Reproduce word for word the part of the data that opens with the line containing "y-tick-label: 2 [34, 126, 44, 145]" and closes with the line containing "y-tick-label: 1 [34, 182, 44, 201]", including both of those lines.

Supplied material:

|---|

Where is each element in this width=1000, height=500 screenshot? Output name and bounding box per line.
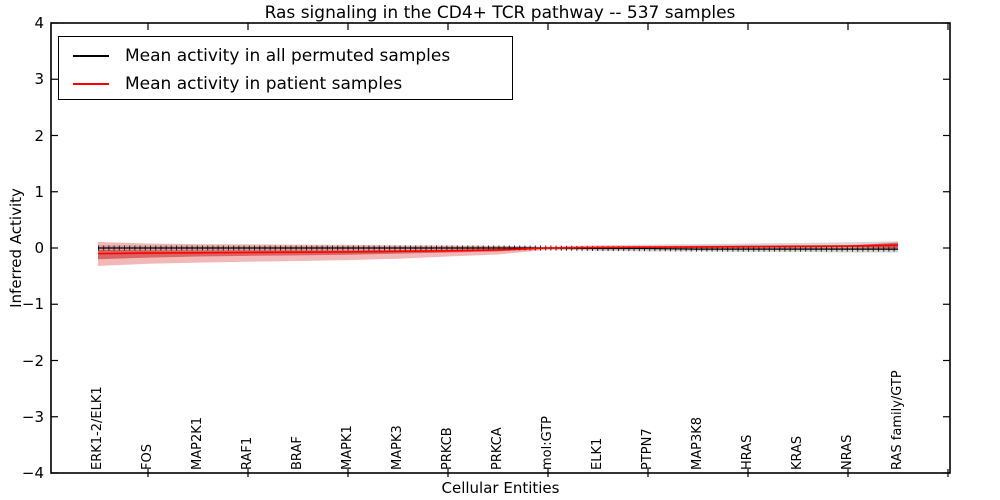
y-tick-label: 2 [34, 126, 44, 145]
x-axis-label: Cellular Entities [441, 479, 560, 497]
entity-label: HRAS [740, 434, 755, 470]
y-tick-label: −3 [21, 407, 44, 426]
legend-entry-permuted: Mean activity in all permuted samples [59, 41, 514, 71]
y-tick-label: 1 [34, 182, 44, 201]
entity-label: PRKCB [440, 427, 455, 470]
legend-label-permuted: Mean activity in all permuted samples [125, 46, 451, 66]
permuted-mean-line [98, 247, 898, 250]
legend-line-permuted [73, 55, 109, 57]
entity-label: MAPK3 [390, 425, 405, 470]
entity-label: MAP2K1 [190, 416, 205, 470]
entity-label: FOS [140, 444, 155, 470]
legend-line-patient [73, 83, 109, 85]
entity-label: PTPN7 [640, 428, 655, 470]
entity-label: NRAS [840, 434, 855, 470]
y-tick-label: 3 [34, 70, 44, 89]
legend: Mean activity in all permuted samples Me… [58, 36, 513, 100]
entity-label: MAP3K8 [690, 416, 705, 470]
y-tick-label: 4 [34, 14, 44, 32]
entity-label: MAPK1 [340, 425, 355, 470]
entity-label: BRAF [290, 436, 305, 470]
entity-label: PRKCA [490, 427, 505, 470]
entity-label: mol:GTP [540, 416, 555, 470]
patient-mean-line [97, 244, 899, 255]
entity-label: ERK1-2/ELK1 [90, 386, 105, 470]
chart-title: Ras signaling in the CD4+ TCR pathway --… [264, 3, 736, 23]
entity-label: RAF1 [240, 436, 255, 470]
y-tick-label: −1 [21, 295, 44, 314]
entity-label: KRAS [790, 435, 805, 470]
entity-label: ELK1 [590, 437, 605, 470]
y-tick-label: 0 [34, 239, 44, 257]
y-tick-label: −4 [21, 464, 44, 482]
entity-label: RAS family/GTP [890, 370, 905, 470]
legend-entry-patient: Mean activity in patient samples [59, 69, 514, 99]
y-tick-label: −2 [21, 351, 44, 370]
legend-label-patient: Mean activity in patient samples [125, 74, 403, 94]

|---|

Reply:
y-tick-label: 2 [34, 126, 44, 145]
x-axis-label: Cellular Entities [441, 479, 560, 497]
entity-label: HRAS [740, 434, 755, 470]
y-tick-label: −3 [21, 407, 44, 426]
legend-entry-permuted: Mean activity in all permuted samples [59, 41, 514, 71]
y-tick-label: 1 [34, 182, 44, 201]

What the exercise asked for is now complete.